Count the lines that include the string "nhiên", and give only that number.

▶ _Records shown_:
------------------------------------------------------------------------

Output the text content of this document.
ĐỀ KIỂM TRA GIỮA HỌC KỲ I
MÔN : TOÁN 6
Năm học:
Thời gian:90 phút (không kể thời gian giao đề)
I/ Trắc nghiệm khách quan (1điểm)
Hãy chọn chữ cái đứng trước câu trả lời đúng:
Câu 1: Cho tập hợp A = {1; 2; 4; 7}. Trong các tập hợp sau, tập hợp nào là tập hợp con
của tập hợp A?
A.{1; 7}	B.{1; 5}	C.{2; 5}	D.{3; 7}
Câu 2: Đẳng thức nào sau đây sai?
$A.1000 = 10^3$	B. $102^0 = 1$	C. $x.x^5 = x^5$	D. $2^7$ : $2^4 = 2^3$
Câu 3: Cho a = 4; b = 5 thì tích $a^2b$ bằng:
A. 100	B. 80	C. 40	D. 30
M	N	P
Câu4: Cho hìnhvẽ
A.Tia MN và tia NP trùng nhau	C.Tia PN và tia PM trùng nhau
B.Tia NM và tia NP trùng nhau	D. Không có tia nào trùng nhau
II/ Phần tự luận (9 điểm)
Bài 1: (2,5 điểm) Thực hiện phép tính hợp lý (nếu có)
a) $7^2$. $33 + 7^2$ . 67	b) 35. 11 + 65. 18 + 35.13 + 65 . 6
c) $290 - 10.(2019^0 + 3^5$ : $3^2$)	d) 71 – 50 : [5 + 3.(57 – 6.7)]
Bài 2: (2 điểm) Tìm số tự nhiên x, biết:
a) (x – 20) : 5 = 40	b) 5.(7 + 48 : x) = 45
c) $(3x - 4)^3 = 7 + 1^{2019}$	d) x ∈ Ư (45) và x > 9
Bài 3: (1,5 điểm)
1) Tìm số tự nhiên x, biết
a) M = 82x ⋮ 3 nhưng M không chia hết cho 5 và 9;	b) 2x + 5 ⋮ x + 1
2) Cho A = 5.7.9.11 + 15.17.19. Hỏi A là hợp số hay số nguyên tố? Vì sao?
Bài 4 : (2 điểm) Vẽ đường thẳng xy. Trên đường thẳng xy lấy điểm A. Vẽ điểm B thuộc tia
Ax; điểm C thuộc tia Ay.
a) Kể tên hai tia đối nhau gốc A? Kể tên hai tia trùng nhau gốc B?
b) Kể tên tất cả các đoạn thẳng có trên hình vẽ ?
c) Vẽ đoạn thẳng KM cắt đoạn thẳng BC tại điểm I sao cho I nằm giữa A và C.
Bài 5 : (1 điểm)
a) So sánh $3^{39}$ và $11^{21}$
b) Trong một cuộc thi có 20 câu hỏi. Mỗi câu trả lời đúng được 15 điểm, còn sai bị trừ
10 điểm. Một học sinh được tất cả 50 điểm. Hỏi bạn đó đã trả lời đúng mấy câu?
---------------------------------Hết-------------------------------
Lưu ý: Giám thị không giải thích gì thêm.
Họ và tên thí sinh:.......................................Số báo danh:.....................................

------------------------------------------------------------------------

▶ _The result_:
2